** START OF Stored rows **

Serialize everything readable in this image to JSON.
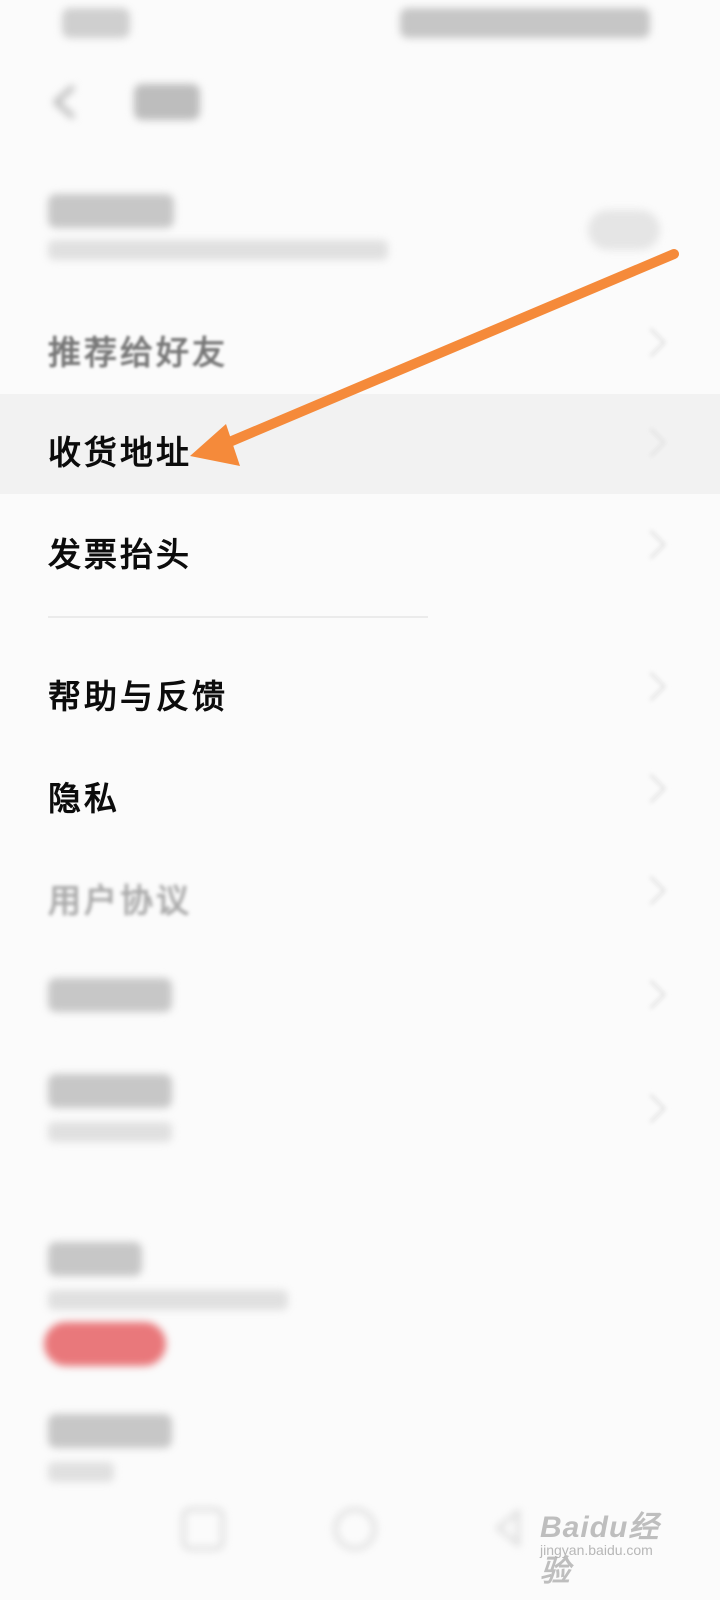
{
  "rows": [
    {
      "id": "recommend",
      "label": "推荐给好友"
    },
    {
      "id": "address",
      "label": "收货地址"
    },
    {
      "id": "invoice",
      "label": "发票抬头"
    },
    {
      "id": "help",
      "label": "帮助与反馈"
    },
    {
      "id": "privacy",
      "label": "隐私"
    },
    {
      "id": "agreement",
      "label": "用户协议"
    }
  ],
  "highlighted_row": "address",
  "annotation": {
    "arrow_color": "#f58a3a",
    "points_to": "address"
  },
  "watermark": {
    "brand": "Baidu经验",
    "url": "jingyan.baidu.com"
  },
  "colors": {
    "background": "#fbfbfb",
    "highlight": "#f2f2f2",
    "red_pill": "#e9787b"
  }
}
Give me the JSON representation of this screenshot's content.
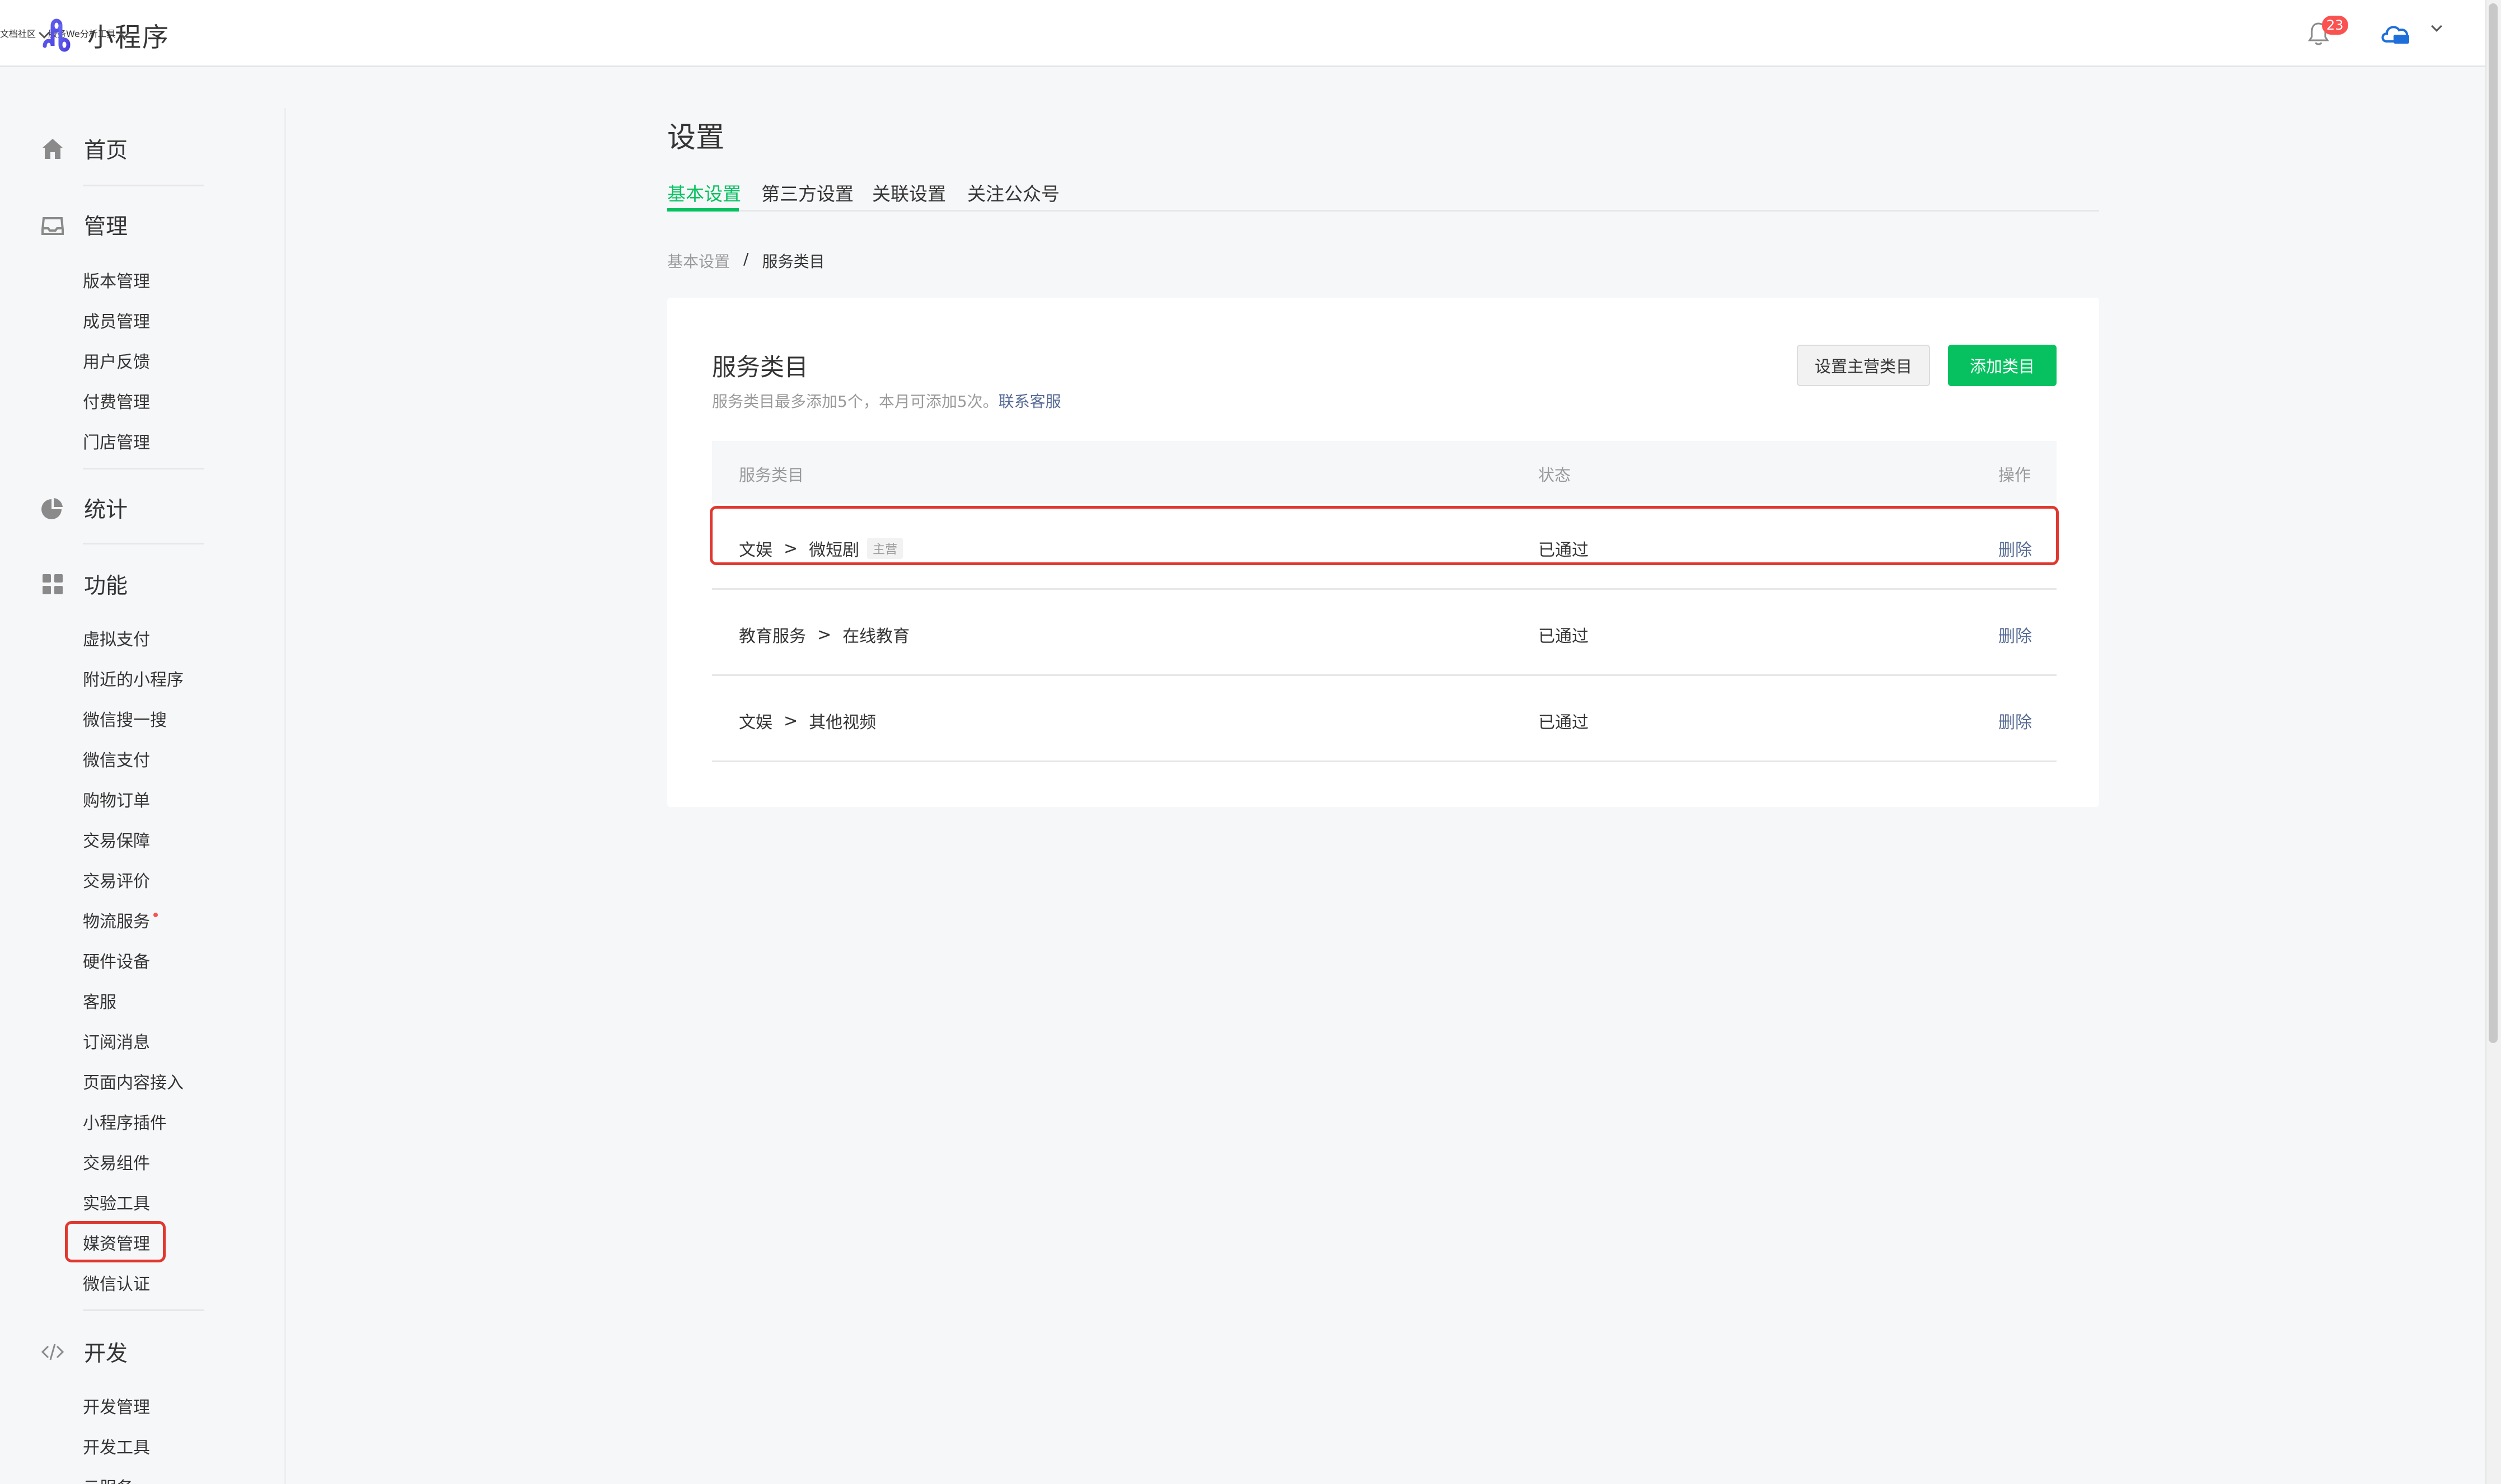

** END OF Stored rows **

Reproduce all entries without any change, and omit the pictures.

Serialize everything readable in this image to JSON.
{
  "rows": [
    {
      "id": "recommend",
      "label": "推荐给好友"
    },
    {
      "id": "address",
      "label": "收货地址"
    },
    {
      "id": "invoice",
      "label": "发票抬头"
    },
    {
      "id": "help",
      "label": "帮助与反馈"
    },
    {
      "id": "privacy",
      "label": "隐私"
    },
    {
      "id": "agreement",
      "label": "用户协议"
    }
  ],
  "highlighted_row": "address",
  "annotation": {
    "arrow_color": "#f58a3a",
    "points_to": "address"
  },
  "watermark": {
    "brand": "Baidu经验",
    "url": "jingyan.baidu.com"
  },
  "colors": {
    "background": "#fbfbfb",
    "highlight": "#f2f2f2",
    "red_pill": "#e9787b"
  }
}
Give me the JSON representation of this screenshot's content.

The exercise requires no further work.